Supplied text
New WHO Definition of Infertility Will Help Non-Traditional Families

single or LGBT Canadians who struggle to have children will be considered infertile.

Adoption Awareness

Under an upcoming standard by the World Health Organization (WHO), single or LGBT Canadians who struggle to have children will be considered infertile.

WHO currently defines infertility as a disease of the reproductive system, but that definition has proved harmful to those LGBT couples and single individuals who struggle to have children.

Additionally, WHO considers infertility a disability on the premise that it seriously impairs those individuals from achieving one of life's major milestones.

WHO's new definition is expected to debut soon, and many LGBT couples and single individuals are eagerly looking forward to it. The new definition will be more inclusive for those couples outside of heterosexual unions, as well as individuals who want to parent without a partner.

[Page layout parsing data]
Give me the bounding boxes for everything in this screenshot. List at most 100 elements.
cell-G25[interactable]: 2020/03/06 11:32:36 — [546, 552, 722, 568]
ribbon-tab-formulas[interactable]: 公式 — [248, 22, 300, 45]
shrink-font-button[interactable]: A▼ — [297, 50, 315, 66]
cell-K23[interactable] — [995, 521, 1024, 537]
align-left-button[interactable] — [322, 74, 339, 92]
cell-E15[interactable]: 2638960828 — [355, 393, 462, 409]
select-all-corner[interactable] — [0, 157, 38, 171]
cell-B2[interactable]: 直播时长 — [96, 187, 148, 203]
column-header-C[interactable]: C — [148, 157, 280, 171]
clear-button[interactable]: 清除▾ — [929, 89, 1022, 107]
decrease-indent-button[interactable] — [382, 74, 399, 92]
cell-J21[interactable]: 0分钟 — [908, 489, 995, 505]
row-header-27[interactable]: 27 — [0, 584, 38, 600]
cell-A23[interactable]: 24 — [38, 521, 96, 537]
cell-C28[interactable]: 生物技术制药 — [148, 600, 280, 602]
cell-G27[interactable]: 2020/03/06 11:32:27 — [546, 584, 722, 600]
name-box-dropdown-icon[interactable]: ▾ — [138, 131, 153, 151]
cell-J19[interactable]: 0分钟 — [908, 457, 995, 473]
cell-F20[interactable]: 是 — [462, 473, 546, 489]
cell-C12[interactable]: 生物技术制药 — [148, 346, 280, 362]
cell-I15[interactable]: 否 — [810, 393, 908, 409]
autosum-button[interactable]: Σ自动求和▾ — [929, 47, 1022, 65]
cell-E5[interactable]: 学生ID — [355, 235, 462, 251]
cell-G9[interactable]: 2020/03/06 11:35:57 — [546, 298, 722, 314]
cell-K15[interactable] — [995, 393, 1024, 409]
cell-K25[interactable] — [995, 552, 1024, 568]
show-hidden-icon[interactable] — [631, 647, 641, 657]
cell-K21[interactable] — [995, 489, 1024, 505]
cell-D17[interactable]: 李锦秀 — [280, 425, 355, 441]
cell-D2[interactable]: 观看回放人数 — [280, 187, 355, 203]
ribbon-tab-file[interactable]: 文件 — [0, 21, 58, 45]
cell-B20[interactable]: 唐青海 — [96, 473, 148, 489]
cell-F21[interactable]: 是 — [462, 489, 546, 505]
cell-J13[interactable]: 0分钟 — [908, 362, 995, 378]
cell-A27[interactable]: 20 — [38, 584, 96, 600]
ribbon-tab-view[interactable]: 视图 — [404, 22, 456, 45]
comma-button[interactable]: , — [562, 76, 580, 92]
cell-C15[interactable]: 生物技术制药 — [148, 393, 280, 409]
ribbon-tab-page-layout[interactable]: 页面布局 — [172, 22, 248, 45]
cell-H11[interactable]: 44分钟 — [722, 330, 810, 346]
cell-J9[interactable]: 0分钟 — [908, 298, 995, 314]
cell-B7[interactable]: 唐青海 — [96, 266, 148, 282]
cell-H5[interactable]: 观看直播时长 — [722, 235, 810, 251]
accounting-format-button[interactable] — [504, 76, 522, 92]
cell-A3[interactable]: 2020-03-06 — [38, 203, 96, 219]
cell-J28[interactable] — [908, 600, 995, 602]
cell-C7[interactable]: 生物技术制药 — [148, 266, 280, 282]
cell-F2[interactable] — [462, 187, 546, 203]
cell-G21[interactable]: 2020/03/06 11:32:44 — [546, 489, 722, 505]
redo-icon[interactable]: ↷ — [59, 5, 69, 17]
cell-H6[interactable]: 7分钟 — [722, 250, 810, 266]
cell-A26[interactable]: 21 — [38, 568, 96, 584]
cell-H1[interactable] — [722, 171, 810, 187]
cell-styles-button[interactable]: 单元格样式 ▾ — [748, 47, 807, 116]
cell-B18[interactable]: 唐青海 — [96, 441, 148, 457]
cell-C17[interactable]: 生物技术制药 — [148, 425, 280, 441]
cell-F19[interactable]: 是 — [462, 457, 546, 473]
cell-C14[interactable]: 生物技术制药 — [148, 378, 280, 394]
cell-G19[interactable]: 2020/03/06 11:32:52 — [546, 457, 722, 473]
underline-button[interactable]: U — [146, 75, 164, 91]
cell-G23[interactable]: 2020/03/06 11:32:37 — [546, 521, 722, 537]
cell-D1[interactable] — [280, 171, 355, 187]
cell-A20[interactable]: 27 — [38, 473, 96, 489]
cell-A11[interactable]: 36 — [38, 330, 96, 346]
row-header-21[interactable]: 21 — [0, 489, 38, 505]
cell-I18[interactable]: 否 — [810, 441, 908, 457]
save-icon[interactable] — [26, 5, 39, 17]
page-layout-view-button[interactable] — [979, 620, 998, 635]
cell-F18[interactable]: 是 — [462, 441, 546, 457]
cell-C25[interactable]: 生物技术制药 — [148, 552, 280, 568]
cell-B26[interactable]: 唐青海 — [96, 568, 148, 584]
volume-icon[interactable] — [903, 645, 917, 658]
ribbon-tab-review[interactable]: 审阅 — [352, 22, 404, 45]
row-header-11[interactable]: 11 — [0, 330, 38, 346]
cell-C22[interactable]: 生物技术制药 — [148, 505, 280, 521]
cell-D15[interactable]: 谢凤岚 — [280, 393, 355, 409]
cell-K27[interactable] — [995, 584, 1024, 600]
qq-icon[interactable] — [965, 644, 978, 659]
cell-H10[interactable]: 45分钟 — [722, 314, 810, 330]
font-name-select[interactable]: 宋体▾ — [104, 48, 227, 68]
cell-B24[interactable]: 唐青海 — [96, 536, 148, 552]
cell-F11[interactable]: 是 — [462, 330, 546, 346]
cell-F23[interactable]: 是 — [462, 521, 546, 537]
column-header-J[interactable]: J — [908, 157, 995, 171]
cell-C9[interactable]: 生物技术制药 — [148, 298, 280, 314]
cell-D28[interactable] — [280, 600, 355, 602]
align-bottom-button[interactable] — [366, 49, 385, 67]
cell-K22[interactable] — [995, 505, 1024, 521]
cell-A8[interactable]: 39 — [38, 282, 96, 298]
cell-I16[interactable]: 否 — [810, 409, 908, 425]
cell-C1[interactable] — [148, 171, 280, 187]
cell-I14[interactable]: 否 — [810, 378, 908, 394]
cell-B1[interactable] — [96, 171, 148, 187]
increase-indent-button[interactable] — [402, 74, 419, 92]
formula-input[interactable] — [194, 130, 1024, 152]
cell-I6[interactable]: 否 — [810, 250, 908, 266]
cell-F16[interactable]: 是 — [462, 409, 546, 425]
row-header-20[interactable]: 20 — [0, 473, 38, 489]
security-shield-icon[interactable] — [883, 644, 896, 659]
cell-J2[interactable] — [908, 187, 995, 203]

Your task
Pick up the article on the WHO's new infertility definition after its last sentence and continue it.

Result of this exercise
In addition, WHO's new standard will put pressure on countries that don't allow gay and single individuals to make use of fertility treatments. France, for example, only allows heterosexual couples to make use of in vitro fertilization, a practice that can be justified under WHO's current guidelines.

The new guidelines, however, dispose of the idea that infertility as solely a medical condition. Women are most fertile between the ages of 20 and 24, but individuals who are single or in a non-heterosexual relationship may not have the luxury of fertility or natural pregnancy.

WHO isn't the only organization helping members of the LGBT community. In fact, one Canadian couple has recently started the world's first adoption agency that seeks to place children who are lesbian, gay, bisexual or transgender.

The agency is based in Ontario and currently has 30 LGBT youth on its list waiting to be placed with families.

Lucas Medina and husband Chad Craig opened Five/Fourteen as a result of their own struggles to adopt, and in order to help those LGBT children currently in the system.

"It's just amazing to me that we’ve failed these youth to this degree," Medina said. "I just needed to do something because nobody else was actually doing anything about it."

After a few false starts, the couple has found a great deal of support from the LGBT community. Now, the provincial government has pledged to provide funding for the organization.

Medina and Craig are hoping to expand their team across the country by the end of 2016. Combined with the new WHO definition of infertility, Canada is taking huge strides to be more inclusive when it comes to both adoptive parents and children.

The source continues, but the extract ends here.